### Page text

## Start

Thirty Years Following Christ

This coming Friday, 17th October, marks 30 years since I became a follower of Jesus. I still remember the day like it was yesterday, but 30 years feels like a long time to a 45 year old!

I am grateful for all the things those 30 years have taught me about life, but I am even more grateful for the 30 years of companionship with Christ. Whilst there have been seasons where I’ve been further from him than I should have been, he has been ever-faithful and ever-present.

I still feel like a complete rookie as far as this whole thing is concerned. As life creeps on, it’s easy to have a sense of the preciousness of the time we are given and I don’t want to waste any of what he has given to me. I’m fully aware that every breath is a gift and that none of it is guaranteed.

It truly is a beautiful thing to remember that we are being saved for an eternal future in the New Creation. But do I allow that to shed appropriate light on my existence here? If my life is but a blink and eternity is forever, eternity is the guiding framework for my life.

It is only here in my average three score years and ten that I have the privilege of being called to be a sign of Christ’s redeeming work in the world, and to participate in recruiting NOT for the church, but for ETERNITY.

Yet, like many of us, I still spend far too much time worrying about what people might think of me…which is crazy. It is nonsensical. The ‘fear of man’ is a demonic device to disable us from bold gospel living. The Word of God asks us to believe things about life that the world rejects entirely. The zeitgeist of the day remains ‘did God really say…?’, just like the serpent in the garden. To proclaim that Jesus demands repentance and faith in him for salvation is unpalatable to the sensitivities of the world. And yet, there it is. As Paul says, the cross is foolishness to the Greeks and a stumbling block for the Jews. What is it for the Scots? Well…I don’t usually type obscenities here.

## End

### Entries provided
## Start

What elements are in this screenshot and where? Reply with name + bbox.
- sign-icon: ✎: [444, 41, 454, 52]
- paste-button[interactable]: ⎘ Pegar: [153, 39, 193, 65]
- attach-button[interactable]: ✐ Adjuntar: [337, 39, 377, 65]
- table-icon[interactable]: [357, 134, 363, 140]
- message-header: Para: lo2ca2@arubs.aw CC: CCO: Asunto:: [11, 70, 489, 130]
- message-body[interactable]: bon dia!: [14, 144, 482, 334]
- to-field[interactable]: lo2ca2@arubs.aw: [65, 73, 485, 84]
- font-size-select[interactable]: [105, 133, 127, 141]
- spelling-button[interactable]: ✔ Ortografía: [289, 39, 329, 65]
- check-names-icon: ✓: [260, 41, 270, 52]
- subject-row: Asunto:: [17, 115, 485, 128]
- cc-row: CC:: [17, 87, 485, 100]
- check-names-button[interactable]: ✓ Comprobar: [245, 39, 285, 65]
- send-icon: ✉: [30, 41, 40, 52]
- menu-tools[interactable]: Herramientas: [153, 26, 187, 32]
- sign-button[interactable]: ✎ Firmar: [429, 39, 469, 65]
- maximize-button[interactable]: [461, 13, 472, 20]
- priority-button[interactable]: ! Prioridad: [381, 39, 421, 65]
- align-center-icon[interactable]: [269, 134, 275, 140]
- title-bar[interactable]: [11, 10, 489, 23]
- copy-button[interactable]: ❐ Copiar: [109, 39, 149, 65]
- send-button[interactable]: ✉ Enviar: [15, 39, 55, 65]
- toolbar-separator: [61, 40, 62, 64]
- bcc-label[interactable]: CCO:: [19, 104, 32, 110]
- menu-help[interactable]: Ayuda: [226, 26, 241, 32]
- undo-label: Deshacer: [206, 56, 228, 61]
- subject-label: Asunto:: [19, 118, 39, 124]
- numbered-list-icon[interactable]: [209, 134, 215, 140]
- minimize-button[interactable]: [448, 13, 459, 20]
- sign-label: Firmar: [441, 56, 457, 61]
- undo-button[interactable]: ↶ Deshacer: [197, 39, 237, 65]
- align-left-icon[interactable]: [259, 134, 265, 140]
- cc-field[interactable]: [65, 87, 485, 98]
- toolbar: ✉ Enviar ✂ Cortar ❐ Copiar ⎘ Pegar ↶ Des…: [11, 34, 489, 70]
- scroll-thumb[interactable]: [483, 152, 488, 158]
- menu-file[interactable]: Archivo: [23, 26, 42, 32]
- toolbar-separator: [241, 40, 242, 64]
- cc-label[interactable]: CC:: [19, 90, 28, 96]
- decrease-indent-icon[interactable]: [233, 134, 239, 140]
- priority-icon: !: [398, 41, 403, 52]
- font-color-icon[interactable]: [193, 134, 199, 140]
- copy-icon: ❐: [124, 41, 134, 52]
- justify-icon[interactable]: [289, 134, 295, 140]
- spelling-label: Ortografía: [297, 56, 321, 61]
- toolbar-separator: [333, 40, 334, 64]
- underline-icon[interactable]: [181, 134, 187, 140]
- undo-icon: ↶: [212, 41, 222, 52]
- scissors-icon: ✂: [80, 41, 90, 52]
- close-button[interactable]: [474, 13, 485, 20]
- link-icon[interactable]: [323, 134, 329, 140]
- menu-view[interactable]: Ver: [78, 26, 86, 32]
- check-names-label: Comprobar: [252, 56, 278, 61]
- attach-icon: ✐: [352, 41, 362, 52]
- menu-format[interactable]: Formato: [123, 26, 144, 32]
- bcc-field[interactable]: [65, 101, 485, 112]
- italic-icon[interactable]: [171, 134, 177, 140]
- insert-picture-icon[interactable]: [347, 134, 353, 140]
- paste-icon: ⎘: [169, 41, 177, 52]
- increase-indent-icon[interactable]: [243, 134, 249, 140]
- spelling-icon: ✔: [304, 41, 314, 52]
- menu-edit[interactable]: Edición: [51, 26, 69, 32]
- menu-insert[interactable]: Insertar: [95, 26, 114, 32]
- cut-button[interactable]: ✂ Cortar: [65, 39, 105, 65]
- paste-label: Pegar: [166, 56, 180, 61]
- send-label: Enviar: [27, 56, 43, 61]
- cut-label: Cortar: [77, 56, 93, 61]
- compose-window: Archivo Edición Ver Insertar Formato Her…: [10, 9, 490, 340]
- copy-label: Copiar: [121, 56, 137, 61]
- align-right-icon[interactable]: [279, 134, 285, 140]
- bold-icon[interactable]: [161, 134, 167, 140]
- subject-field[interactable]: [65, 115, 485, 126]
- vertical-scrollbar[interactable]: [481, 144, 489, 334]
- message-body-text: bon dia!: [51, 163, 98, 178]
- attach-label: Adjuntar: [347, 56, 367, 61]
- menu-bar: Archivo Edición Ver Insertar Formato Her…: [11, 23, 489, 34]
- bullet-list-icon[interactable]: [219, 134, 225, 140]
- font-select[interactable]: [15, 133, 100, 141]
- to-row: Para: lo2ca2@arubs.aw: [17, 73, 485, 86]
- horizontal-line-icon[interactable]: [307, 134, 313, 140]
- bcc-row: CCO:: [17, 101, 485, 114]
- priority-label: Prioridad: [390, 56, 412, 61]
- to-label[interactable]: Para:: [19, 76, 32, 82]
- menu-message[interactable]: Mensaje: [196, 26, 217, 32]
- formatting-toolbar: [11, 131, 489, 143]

## End

### Short problem
Reproduce the post about thirty years of following Christ word for word, from its title to its final sentence.

### Answer to this task
Thirty Years Following Christ

This coming Friday, 17th October, marks 30 years since I became a follower of Jesus. I still remember the day like it was yesterday, but 30 years feels like a long time to a 45 year old!

I am grateful for all the things those 30 years have taught me about life, but I am even more grateful for the 30 years of companionship with Christ. Whilst there have been seasons where I’ve been further from him than I should have been, he has been ever-faithful and ever-present.

I still feel like a complete rookie as far as this whole thing is concerned. As life creeps on, it’s easy to have a sense of the preciousness of the time we are given and I don’t want to waste any of what he has given to me. I’m fully aware that every breath is a gift and that none of it is guaranteed.

It truly is a beautiful thing to remember that we are being saved for an eternal future in the New Creation. But do I allow that to shed appropriate light on my existence here? If my life is but a blink and eternity is forever, eternity is the guiding framework for my life.

It is only here in my average three score years and ten that I have the privilege of being called to be a sign of Christ’s redeeming work in the world, and to participate in recruiting NOT for the church, but for ETERNITY.

Yet, like many of us, I still spend far too much time worrying about what people might think of me…which is crazy. It is nonsensical. The ‘fear of man’ is a demonic device to disable us from bold gospel living. The Word of God asks us to believe things about life that the world rejects entirely. The zeitgeist of the day remains ‘did God really say…?’, just like the serpent in the garden. To proclaim that Jesus demands repentance and faith in him for salvation is unpalatable to the sensitivities of the world. And yet, there it is. As Paul says, the cross is foolishness to the Greeks and a stumbling block for the Jews. What is it for the Scots? Well…I don’t usually type obscenities here.